§ What is needed:
Output the data below in full, byte for byte. Nothing may differ.

— Begin —

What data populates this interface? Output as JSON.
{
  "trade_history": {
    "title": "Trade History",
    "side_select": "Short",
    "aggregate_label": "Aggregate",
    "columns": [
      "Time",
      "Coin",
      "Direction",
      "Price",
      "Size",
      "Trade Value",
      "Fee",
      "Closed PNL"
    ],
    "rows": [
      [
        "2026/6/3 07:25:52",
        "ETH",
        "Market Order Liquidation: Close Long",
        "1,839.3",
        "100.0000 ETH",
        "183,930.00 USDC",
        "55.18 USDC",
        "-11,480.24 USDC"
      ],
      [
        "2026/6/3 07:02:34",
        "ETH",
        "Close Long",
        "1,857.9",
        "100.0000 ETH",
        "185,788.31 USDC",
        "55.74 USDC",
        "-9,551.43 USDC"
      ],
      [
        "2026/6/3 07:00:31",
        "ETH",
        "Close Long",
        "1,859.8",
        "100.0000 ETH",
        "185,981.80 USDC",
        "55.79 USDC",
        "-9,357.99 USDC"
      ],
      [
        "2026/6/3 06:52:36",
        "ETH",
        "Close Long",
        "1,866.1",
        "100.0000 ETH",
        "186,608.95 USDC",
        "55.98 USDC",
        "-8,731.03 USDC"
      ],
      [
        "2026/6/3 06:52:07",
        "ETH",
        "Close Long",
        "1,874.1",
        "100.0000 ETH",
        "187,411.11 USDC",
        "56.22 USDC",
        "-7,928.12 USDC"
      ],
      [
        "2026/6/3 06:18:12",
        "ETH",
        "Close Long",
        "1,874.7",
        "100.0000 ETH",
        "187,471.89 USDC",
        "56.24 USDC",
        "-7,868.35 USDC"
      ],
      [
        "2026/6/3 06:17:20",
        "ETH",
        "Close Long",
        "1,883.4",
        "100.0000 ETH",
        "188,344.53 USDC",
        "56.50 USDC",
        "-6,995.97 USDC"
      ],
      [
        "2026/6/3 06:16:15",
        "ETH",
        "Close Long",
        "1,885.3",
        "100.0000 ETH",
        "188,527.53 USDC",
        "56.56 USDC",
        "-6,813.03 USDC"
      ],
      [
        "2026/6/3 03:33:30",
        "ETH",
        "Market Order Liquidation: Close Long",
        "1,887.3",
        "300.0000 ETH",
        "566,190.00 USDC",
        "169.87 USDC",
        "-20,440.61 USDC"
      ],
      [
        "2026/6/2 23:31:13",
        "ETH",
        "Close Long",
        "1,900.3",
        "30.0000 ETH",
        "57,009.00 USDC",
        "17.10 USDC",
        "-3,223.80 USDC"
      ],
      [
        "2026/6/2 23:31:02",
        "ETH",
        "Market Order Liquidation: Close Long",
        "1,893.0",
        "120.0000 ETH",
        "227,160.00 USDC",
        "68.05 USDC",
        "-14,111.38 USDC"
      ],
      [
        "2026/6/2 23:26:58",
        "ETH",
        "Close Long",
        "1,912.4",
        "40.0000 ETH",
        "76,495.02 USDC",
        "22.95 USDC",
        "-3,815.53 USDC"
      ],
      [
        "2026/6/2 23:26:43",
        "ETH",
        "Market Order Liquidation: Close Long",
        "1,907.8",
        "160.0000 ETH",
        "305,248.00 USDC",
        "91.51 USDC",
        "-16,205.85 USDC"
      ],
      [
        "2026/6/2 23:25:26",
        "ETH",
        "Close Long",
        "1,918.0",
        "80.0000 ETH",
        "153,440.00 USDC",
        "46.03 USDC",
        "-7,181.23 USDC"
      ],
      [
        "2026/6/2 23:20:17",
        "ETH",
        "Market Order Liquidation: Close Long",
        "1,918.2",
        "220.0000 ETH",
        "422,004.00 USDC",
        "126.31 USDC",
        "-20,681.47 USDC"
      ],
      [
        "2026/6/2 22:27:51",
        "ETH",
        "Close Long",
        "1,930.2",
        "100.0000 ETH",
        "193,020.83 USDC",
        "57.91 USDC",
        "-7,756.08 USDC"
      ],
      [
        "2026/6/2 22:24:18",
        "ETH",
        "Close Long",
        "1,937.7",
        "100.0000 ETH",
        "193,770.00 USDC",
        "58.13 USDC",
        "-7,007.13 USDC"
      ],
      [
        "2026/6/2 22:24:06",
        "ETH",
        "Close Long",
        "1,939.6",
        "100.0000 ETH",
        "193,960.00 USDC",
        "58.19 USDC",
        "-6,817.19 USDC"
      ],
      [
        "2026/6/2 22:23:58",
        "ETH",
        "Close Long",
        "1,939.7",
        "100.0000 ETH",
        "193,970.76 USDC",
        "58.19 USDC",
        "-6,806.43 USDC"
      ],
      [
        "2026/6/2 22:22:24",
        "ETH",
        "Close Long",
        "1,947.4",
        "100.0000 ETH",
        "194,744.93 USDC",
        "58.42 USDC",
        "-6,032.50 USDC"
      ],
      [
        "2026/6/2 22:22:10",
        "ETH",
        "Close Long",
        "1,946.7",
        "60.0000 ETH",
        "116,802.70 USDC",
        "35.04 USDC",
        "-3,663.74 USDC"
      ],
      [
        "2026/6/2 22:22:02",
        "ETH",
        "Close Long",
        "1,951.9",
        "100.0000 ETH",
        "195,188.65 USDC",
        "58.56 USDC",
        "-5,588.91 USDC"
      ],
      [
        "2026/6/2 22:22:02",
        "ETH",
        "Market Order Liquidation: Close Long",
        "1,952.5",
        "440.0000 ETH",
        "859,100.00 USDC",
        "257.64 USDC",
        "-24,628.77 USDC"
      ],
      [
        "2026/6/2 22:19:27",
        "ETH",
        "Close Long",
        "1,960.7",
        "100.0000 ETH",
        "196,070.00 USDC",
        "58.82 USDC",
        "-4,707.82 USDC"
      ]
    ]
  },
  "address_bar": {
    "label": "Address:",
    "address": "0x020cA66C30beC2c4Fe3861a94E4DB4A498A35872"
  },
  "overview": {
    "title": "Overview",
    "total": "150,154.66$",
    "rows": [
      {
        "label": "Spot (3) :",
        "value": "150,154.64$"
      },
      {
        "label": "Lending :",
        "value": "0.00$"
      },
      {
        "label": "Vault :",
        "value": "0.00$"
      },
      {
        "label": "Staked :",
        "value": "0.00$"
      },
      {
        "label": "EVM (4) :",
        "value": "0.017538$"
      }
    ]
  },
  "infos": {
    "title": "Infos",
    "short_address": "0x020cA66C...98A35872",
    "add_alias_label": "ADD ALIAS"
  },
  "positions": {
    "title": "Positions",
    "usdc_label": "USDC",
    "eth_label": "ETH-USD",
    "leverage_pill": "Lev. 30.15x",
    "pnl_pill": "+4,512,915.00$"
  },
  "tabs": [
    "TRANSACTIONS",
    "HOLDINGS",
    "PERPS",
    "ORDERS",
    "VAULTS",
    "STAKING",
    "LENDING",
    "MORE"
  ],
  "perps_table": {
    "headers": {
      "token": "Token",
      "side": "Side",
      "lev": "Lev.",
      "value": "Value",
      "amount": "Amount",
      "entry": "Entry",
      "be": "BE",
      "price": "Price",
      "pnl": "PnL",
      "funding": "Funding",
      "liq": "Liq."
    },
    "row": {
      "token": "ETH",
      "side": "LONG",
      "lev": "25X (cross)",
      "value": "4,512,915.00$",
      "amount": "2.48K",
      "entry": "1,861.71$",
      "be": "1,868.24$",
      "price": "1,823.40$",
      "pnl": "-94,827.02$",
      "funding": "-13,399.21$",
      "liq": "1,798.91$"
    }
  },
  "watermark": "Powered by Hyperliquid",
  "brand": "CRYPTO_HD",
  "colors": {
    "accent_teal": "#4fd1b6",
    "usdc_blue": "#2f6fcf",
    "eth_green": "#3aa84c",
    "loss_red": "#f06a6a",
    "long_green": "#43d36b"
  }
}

— End —

§ The response:
What data populates this interface? Output as JSON.
{
  "trade_history": {
    "title": "Trade History",
    "side_select": "Short",
    "aggregate_label": "Aggregate",
    "columns": [
      "Time",
      "Coin",
      "Direction",
      "Price",
      "Size",
      "Trade Value",
      "Fee",
      "Closed PNL"
    ],
    "rows": [
      [
        "2026/6/3 07:25:52",
        "ETH",
        "Market Order Liquidation: Close Long",
        "1,839.3",
        "100.0000 ETH",
        "183,930.00 USDC",
        "55.18 USDC",
        "-11,480.24 USDC"
      ],
      [
        "2026/6/3 07:02:34",
        "ETH",
        "Close Long",
        "1,857.9",
        "100.0000 ETH",
        "185,788.31 USDC",
        "55.74 USDC",
        "-9,551.43 USDC"
      ],
      [
        "2026/6/3 07:00:31",
        "ETH",
        "Close Long",
        "1,859.8",
        "100.0000 ETH",
        "185,981.80 USDC",
        "55.79 USDC",
        "-9,357.99 USDC"
      ],
      [
        "2026/6/3 06:52:36",
        "ETH",
        "Close Long",
        "1,866.1",
        "100.0000 ETH",
        "186,608.95 USDC",
        "55.98 USDC",
        "-8,731.03 USDC"
      ],
      [
        "2026/6/3 06:52:07",
        "ETH",
        "Close Long",
        "1,874.1",
        "100.0000 ETH",
        "187,411.11 USDC",
        "56.22 USDC",
        "-7,928.12 USDC"
      ],
      [
        "2026/6/3 06:18:12",
        "ETH",
        "Close Long",
        "1,874.7",
        "100.0000 ETH",
        "187,471.89 USDC",
        "56.24 USDC",
        "-7,868.35 USDC"
      ],
      [
        "2026/6/3 06:17:20",
        "ETH",
        "Close Long",
        "1,883.4",
        "100.0000 ETH",
        "188,344.53 USDC",
        "56.50 USDC",
        "-6,995.97 USDC"
      ],
      [
        "2026/6/3 06:16:15",
        "ETH",
        "Close Long",
        "1,885.3",
        "100.0000 ETH",
        "188,527.53 USDC",
        "56.56 USDC",
        "-6,813.03 USDC"
      ],
      [
        "2026/6/3 03:33:30",
        "ETH",
        "Market Order Liquidation: Close Long",
        "1,887.3",
        "300.0000 ETH",
        "566,190.00 USDC",
        "169.87 USDC",
        "-20,440.61 USDC"
      ],
      [
        "2026/6/2 23:31:13",
        "ETH",
        "Close Long",
        "1,900.3",
        "30.0000 ETH",
        "57,009.00 USDC",
        "17.10 USDC",
        "-3,223.80 USDC"
      ],
      [
        "2026/6/2 23:31:02",
        "ETH",
        "Market Order Liquidation: Close Long",
        "1,893.0",
        "120.0000 ETH",
        "227,160.00 USDC",
        "68.05 USDC",
        "-14,111.38 USDC"
      ],
      [
        "2026/6/2 23:26:58",
        "ETH",
        "Close Long",
        "1,912.4",
        "40.0000 ETH",
        "76,495.02 USDC",
        "22.95 USDC",
        "-3,815.53 USDC"
      ],
      [
        "2026/6/2 23:26:43",
        "ETH",
        "Market Order Liquidation: Close Long",
        "1,907.8",
        "160.0000 ETH",
        "305,248.00 USDC",
        "91.51 USDC",
        "-16,205.85 USDC"
      ],
      [
        "2026/6/2 23:25:26",
        "ETH",
        "Close Long",
        "1,918.0",
        "80.0000 ETH",
        "153,440.00 USDC",
        "46.03 USDC",
        "-7,181.23 USDC"
      ],
      [
        "2026/6/2 23:20:17",
        "ETH",
        "Market Order Liquidation: Close Long",
        "1,918.2",
        "220.0000 ETH",
        "422,004.00 USDC",
        "126.31 USDC",
        "-20,681.47 USDC"
      ],
      [
        "2026/6/2 22:27:51",
        "ETH",
        "Close Long",
        "1,930.2",
        "100.0000 ETH",
        "193,020.83 USDC",
        "57.91 USDC",
        "-7,756.08 USDC"
      ],
      [
        "2026/6/2 22:24:18",
        "ETH",
        "Close Long",
        "1,937.7",
        "100.0000 ETH",
        "193,770.00 USDC",
        "58.13 USDC",
        "-7,007.13 USDC"
      ],
      [
        "2026/6/2 22:24:06",
        "ETH",
        "Close Long",
        "1,939.6",
        "100.0000 ETH",
        "193,960.00 USDC",
        "58.19 USDC",
        "-6,817.19 USDC"
      ],
      [
        "2026/6/2 22:23:58",
        "ETH",
        "Close Long",
        "1,939.7",
        "100.0000 ETH",
        "193,970.76 USDC",
        "58.19 USDC",
        "-6,806.43 USDC"
      ],
      [
        "2026/6/2 22:22:24",
        "ETH",
        "Close Long",
        "1,947.4",
        "100.0000 ETH",
        "194,744.93 USDC",
        "58.42 USDC",
        "-6,032.50 USDC"
      ],
      [
        "2026/6/2 22:22:10",
        "ETH",
        "Close Long",
        "1,946.7",
        "60.0000 ETH",
        "116,802.70 USDC",
        "35.04 USDC",
        "-3,663.74 USDC"
      ],
      [
        "2026/6/2 22:22:02",
        "ETH",
        "Close Long",
        "1,951.9",
        "100.0000 ETH",
        "195,188.65 USDC",
        "58.56 USDC",
        "-5,588.91 USDC"
      ],
      [
        "2026/6/2 22:22:02",
        "ETH",
        "Market Order Liquidation: Close Long",
        "1,952.5",
        "440.0000 ETH",
        "859,100.00 USDC",
        "257.64 USDC",
        "-24,628.77 USDC"
      ],
      [
        "2026/6/2 22:19:27",
        "ETH",
        "Close Long",
        "1,960.7",
        "100.0000 ETH",
        "196,070.00 USDC",
        "58.82 USDC",
        "-4,707.82 USDC"
      ]
    ]
  },
  "address_bar": {
    "label": "Address:",
    "address": "0x020cA66C30beC2c4Fe3861a94E4DB4A498A35872"
  },
  "overview": {
    "title": "Overview",
    "total": "150,154.66$",
    "rows": [
      {
        "label": "Spot (3) :",
        "value": "150,154.64$"
      },
      {
        "label": "Lending :",
        "value": "0.00$"
      },
      {
        "label": "Vault :",
        "value": "0.00$"
      },
      {
        "label": "Staked :",
        "value": "0.00$"
      },
      {
        "label": "EVM (4) :",
        "value": "0.017538$"
      }
    ]
  },
  "infos": {
    "title": "Infos",
    "short_address": "0x020cA66C...98A35872",
    "add_alias_label": "ADD ALIAS"
  },
  "positions": {
    "title": "Positions",
    "usdc_label": "USDC",
    "eth_label": "ETH-USD",
    "leverage_pill": "Lev. 30.15x",
    "pnl_pill": "+4,512,915.00$"
  },
  "tabs": [
    "TRANSACTIONS",
    "HOLDINGS",
    "PERPS",
    "ORDERS",
    "VAULTS",
    "STAKING",
    "LENDING",
    "MORE"
  ],
  "perps_table": {
    "headers": {
      "token": "Token",
      "side": "Side",
      "lev": "Lev.",
      "value": "Value",
      "amount": "Amount",
      "entry": "Entry",
      "be": "BE",
      "price": "Price",
      "pnl": "PnL",
      "funding": "Funding",
      "liq": "Liq."
    },
    "row": {
      "token": "ETH",
      "side": "LONG",
      "lev": "25X (cross)",
      "value": "4,512,915.00$",
      "amount": "2.48K",
      "entry": "1,861.71$",
      "be": "1,868.24$",
      "price": "1,823.40$",
      "pnl": "-94,827.02$",
      "funding": "-13,399.21$",
      "liq": "1,798.91$"
    }
  },
  "watermark": "Powered by Hyperliquid",
  "brand": "CRYPTO_HD",
  "colors": {
    "accent_teal": "#4fd1b6",
    "usdc_blue": "#2f6fcf",
    "eth_green": "#3aa84c",
    "loss_red": "#f06a6a",
    "long_green": "#43d36b"
  }
}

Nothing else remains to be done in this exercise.